───── SUPPLIED DATA

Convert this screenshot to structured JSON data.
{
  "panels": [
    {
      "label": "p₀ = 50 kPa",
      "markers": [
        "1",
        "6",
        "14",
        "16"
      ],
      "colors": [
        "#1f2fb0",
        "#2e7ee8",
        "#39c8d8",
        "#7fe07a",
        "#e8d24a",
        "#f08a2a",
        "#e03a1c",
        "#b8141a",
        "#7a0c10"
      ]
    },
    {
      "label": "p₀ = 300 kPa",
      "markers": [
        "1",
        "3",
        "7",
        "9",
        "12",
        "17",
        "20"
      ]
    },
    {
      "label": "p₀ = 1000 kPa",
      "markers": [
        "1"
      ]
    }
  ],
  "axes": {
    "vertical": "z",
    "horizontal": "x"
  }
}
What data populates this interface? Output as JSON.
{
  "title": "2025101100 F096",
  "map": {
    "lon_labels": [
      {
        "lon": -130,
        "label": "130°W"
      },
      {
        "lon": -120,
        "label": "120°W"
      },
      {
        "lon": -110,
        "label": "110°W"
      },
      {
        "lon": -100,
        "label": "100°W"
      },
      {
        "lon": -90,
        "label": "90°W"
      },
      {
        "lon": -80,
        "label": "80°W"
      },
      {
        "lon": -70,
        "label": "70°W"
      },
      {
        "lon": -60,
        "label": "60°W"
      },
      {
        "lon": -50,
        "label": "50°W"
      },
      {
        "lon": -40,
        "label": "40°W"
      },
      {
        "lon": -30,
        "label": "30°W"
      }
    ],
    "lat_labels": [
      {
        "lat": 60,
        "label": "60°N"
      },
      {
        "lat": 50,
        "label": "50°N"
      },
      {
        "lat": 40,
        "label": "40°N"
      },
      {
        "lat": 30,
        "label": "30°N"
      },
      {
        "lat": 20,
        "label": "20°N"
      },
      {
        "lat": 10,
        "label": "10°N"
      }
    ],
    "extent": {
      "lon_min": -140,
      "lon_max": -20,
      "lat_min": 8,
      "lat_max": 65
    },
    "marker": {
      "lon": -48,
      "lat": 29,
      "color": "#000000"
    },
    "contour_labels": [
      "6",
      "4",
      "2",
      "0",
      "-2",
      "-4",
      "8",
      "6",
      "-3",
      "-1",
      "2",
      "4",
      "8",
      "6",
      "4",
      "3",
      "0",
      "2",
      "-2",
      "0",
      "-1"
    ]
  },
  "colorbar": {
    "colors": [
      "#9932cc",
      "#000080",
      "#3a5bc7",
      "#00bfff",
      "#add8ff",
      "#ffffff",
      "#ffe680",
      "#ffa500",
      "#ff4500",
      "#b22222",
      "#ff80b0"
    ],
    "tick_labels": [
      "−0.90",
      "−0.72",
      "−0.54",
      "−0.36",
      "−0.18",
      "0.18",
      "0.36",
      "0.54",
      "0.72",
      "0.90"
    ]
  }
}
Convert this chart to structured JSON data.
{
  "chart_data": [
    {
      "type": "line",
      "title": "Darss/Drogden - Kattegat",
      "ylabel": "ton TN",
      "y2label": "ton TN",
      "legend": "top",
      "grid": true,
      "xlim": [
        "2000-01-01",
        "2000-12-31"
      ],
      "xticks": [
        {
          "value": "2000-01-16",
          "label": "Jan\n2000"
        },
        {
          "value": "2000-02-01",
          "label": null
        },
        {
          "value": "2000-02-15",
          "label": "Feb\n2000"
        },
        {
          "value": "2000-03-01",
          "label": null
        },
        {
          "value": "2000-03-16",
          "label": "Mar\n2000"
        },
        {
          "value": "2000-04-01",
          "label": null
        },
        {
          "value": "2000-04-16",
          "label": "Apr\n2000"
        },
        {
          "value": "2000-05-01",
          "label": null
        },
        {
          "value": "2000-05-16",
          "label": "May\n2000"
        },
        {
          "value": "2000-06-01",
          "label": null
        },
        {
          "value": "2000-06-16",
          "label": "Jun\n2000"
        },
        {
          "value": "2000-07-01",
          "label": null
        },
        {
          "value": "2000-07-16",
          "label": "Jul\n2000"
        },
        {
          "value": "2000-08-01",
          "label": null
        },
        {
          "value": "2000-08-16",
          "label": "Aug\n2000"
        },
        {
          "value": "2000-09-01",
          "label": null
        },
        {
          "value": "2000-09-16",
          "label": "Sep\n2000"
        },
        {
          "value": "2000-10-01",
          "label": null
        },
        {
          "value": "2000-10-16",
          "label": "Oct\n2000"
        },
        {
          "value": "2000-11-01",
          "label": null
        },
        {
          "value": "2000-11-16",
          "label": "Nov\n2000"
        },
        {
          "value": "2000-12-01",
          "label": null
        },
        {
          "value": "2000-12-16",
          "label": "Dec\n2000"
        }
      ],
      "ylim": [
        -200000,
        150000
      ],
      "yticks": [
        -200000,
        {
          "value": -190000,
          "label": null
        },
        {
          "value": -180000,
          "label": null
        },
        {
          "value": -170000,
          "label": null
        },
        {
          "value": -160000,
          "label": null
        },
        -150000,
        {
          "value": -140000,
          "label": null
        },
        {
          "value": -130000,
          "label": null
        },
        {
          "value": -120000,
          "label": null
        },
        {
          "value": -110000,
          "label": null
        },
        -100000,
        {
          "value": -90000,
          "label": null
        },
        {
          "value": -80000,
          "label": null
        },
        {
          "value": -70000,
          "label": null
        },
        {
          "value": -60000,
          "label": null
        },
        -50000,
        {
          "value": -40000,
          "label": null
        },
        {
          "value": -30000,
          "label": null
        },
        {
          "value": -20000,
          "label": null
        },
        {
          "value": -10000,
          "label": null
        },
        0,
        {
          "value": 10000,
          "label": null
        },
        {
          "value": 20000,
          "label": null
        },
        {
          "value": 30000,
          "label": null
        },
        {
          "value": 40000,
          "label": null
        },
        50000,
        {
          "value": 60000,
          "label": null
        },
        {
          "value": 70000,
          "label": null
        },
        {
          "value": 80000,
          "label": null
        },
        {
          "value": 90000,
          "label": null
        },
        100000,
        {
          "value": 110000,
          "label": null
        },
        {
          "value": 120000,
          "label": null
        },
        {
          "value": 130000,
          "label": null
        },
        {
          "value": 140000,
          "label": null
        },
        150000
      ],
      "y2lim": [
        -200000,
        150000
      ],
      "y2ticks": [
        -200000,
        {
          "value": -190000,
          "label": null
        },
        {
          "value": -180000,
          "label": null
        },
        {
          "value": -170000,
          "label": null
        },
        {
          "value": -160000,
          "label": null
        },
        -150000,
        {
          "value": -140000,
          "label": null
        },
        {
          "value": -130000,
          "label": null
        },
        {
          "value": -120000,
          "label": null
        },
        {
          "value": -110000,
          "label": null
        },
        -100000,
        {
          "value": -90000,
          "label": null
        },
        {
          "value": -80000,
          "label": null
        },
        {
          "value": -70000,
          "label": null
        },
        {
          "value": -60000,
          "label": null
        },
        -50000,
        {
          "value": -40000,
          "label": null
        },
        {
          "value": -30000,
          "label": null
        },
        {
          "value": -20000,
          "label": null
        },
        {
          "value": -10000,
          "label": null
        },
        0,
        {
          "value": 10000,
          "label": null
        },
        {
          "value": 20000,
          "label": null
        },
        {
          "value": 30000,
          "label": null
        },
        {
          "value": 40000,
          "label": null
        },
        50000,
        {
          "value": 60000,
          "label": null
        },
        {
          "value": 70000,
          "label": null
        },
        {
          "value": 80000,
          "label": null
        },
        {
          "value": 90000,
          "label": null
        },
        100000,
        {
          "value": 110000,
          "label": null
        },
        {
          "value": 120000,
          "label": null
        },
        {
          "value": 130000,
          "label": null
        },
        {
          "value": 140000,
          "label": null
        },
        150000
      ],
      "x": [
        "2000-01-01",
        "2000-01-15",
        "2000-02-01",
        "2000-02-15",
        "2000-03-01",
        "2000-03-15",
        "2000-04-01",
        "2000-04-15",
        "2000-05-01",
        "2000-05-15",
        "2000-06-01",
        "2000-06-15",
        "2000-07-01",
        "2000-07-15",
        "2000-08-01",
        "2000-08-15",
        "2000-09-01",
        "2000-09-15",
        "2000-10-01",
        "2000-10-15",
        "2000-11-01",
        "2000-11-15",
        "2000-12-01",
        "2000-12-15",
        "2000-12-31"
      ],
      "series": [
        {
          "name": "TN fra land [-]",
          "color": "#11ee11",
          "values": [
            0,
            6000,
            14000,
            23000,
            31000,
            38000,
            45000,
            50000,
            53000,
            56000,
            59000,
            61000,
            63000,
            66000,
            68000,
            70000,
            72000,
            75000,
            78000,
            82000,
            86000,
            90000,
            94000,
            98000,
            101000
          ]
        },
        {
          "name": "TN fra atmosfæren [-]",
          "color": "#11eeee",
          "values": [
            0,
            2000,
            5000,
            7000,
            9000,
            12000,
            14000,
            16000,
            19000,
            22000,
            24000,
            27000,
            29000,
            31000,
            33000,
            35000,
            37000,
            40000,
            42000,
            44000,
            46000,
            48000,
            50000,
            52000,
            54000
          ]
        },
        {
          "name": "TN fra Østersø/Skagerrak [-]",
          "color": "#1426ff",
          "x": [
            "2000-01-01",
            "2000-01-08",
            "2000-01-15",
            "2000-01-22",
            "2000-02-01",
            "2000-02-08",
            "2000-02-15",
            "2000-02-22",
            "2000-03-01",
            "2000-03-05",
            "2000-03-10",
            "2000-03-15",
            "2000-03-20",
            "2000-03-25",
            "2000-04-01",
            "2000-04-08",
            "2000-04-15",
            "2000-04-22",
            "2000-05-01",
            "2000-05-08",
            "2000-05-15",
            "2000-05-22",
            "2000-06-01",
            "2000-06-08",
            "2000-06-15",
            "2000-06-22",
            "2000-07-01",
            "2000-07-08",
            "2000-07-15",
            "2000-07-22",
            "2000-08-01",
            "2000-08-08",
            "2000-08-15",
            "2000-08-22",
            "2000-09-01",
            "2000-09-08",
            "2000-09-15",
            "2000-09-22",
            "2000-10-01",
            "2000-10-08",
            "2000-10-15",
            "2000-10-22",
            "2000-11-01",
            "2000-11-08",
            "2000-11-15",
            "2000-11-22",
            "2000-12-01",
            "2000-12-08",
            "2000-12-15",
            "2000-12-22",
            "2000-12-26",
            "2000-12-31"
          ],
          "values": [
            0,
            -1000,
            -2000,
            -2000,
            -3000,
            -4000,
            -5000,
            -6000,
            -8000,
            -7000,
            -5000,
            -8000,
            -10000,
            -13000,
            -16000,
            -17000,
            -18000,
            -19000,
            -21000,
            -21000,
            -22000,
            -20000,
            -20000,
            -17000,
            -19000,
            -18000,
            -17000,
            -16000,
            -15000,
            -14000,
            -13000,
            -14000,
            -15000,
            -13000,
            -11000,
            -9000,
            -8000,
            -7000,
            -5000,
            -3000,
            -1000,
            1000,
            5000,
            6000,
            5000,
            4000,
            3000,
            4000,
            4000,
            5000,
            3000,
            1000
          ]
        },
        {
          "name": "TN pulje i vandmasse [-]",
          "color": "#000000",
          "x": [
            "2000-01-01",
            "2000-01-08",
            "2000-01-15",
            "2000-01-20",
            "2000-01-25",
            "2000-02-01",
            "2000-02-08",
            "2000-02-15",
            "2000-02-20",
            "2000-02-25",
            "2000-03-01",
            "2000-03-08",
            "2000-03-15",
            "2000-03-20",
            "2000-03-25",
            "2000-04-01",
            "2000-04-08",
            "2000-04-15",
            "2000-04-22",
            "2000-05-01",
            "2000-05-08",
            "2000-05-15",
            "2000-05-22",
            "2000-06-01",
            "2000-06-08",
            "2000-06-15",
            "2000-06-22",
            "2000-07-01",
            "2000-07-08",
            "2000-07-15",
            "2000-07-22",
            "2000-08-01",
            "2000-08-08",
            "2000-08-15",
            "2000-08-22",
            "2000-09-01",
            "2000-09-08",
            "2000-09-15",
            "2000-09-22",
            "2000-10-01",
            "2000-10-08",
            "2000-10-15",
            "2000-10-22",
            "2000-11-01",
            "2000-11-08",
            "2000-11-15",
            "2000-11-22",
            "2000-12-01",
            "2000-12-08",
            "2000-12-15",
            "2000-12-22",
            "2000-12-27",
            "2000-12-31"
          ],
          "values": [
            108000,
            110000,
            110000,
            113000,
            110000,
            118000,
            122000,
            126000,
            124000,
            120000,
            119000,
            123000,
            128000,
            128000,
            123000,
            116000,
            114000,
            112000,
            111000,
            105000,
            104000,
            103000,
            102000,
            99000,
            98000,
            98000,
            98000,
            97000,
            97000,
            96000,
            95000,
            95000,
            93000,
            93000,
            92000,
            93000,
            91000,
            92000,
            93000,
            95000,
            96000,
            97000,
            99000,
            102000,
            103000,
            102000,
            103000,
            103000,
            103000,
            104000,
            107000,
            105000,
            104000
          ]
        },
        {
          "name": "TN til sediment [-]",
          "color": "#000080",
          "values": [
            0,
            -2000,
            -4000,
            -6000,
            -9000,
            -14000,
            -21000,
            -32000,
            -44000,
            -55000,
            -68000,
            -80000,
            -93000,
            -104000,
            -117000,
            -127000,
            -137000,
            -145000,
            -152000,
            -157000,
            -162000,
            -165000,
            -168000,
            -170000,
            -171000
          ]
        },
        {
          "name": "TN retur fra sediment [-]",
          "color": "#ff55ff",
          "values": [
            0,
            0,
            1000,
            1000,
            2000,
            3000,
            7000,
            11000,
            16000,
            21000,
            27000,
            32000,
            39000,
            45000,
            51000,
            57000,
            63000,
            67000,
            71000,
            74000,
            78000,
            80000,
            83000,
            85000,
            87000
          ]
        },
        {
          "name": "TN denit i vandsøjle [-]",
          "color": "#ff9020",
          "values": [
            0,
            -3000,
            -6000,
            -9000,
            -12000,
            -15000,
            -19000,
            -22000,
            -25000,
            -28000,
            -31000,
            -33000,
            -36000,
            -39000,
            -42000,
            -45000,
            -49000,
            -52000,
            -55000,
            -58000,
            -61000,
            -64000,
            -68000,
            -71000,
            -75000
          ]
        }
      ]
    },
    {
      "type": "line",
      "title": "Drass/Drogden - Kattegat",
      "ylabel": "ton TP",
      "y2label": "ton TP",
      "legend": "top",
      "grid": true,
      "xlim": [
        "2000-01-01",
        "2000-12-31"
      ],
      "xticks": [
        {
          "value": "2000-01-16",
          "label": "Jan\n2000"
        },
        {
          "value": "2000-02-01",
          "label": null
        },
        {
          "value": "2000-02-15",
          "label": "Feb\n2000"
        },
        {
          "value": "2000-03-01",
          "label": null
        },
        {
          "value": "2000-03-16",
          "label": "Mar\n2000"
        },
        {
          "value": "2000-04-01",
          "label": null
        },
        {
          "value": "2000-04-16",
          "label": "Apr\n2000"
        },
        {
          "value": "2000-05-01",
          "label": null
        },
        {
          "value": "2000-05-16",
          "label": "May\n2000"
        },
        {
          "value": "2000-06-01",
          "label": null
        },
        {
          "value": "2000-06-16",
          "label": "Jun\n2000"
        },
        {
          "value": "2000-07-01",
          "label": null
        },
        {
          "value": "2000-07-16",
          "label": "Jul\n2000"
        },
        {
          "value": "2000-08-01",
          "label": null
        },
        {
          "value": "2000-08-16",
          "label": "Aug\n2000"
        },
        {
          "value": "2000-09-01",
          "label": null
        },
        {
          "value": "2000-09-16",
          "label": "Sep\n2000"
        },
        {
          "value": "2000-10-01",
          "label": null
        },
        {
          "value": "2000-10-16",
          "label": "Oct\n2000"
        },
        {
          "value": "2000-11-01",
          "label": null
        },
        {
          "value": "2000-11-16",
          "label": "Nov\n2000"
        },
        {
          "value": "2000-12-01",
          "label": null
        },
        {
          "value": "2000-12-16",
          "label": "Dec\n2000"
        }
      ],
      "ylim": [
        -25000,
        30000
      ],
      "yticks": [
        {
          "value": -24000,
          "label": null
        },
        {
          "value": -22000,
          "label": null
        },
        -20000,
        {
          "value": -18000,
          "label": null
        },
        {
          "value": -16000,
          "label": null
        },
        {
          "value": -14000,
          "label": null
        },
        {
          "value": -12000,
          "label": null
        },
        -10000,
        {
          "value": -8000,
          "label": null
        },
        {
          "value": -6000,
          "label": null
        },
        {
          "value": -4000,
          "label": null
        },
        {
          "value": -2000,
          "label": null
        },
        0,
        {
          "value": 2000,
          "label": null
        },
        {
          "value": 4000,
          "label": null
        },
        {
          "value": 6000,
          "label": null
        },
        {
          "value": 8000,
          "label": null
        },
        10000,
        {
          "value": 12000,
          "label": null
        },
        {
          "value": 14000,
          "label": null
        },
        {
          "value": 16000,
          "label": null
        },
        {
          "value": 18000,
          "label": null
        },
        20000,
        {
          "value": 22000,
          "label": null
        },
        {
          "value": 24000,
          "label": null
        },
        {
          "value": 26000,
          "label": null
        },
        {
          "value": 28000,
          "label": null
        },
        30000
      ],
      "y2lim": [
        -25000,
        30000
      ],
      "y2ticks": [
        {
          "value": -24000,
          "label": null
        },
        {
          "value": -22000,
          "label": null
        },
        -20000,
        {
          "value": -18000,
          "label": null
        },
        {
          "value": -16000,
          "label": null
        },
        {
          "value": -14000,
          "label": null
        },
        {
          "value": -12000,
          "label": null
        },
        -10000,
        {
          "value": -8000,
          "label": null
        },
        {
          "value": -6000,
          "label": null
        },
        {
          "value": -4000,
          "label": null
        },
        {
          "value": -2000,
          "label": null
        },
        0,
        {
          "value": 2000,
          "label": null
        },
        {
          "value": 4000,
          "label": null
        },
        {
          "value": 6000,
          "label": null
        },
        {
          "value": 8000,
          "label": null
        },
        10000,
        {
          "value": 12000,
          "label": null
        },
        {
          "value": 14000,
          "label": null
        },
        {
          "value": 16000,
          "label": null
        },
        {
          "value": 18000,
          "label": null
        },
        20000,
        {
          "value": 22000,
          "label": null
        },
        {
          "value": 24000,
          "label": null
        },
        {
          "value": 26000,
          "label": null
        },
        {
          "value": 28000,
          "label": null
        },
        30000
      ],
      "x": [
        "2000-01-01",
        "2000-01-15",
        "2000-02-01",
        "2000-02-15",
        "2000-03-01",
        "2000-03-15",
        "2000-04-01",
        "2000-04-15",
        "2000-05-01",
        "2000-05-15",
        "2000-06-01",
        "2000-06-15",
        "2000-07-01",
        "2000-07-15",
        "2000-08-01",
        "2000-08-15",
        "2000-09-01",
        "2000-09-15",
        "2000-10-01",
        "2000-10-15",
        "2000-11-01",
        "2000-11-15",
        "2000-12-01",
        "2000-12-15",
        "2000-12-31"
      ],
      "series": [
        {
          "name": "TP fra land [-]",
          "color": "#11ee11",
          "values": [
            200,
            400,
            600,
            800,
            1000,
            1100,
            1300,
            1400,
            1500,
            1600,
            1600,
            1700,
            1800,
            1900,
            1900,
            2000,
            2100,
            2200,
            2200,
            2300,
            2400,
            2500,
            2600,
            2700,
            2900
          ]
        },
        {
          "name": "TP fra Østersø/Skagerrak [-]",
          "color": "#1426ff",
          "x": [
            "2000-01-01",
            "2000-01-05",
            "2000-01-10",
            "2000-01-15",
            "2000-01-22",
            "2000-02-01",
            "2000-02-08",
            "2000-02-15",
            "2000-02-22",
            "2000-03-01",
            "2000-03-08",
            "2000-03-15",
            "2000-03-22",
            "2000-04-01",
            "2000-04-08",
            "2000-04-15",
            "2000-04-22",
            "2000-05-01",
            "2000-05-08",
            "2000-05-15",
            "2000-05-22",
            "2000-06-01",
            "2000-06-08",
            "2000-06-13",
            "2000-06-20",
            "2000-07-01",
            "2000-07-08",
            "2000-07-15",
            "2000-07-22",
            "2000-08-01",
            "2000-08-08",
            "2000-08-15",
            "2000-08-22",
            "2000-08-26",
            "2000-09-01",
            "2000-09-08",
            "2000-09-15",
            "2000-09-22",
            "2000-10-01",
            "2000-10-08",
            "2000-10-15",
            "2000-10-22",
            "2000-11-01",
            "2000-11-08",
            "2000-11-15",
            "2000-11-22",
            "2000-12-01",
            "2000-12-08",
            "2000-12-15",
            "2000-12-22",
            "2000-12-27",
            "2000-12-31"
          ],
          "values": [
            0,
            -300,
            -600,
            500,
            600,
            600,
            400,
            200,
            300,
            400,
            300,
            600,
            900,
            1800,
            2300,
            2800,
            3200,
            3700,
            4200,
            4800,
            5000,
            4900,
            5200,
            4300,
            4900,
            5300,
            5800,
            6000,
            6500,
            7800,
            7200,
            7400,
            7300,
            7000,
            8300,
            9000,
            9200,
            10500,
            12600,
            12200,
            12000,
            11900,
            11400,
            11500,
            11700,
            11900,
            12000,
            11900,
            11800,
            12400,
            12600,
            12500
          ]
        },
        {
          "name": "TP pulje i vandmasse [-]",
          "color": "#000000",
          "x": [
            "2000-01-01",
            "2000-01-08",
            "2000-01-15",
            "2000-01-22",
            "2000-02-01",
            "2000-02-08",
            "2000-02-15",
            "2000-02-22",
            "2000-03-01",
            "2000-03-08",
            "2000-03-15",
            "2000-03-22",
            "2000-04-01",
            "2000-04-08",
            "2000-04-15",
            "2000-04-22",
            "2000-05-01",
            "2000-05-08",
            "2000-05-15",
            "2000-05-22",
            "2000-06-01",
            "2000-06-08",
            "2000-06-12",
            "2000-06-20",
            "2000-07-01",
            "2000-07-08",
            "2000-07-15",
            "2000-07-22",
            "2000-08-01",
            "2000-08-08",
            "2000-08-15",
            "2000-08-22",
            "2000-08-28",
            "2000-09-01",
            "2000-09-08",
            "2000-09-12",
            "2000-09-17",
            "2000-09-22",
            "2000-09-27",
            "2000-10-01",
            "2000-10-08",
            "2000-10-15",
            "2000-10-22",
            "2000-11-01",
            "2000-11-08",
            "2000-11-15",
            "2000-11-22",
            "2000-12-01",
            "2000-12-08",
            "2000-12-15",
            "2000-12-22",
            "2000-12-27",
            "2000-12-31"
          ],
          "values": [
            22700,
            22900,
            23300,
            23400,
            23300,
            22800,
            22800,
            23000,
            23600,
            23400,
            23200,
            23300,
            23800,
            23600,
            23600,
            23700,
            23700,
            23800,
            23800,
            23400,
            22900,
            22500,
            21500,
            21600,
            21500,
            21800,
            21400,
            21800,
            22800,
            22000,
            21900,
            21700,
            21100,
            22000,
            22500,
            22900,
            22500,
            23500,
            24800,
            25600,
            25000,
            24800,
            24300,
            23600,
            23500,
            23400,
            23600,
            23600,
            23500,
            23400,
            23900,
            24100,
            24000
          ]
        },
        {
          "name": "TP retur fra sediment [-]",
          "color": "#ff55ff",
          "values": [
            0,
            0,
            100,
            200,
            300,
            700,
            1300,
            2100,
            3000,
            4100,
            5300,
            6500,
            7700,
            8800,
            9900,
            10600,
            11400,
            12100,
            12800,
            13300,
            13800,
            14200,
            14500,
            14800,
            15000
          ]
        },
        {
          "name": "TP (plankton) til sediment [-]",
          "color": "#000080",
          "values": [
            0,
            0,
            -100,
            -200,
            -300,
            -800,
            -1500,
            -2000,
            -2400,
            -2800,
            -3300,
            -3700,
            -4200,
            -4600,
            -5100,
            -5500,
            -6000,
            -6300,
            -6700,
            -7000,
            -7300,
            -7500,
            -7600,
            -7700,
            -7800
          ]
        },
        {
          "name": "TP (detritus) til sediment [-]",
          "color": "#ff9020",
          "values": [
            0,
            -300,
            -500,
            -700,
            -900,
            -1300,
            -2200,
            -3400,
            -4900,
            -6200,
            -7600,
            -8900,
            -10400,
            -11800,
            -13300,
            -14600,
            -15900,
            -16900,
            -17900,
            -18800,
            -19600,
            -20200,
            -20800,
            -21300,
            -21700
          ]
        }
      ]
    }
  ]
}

──────────

**YOUR GOAL:** Gather from the records above every line containing the string "Skagerrak".

**ANSWER BELOW:**
          "name": "TN fra Østersø/Skagerrak [-]",
          "name": "TP fra Østersø/Skagerrak [-]",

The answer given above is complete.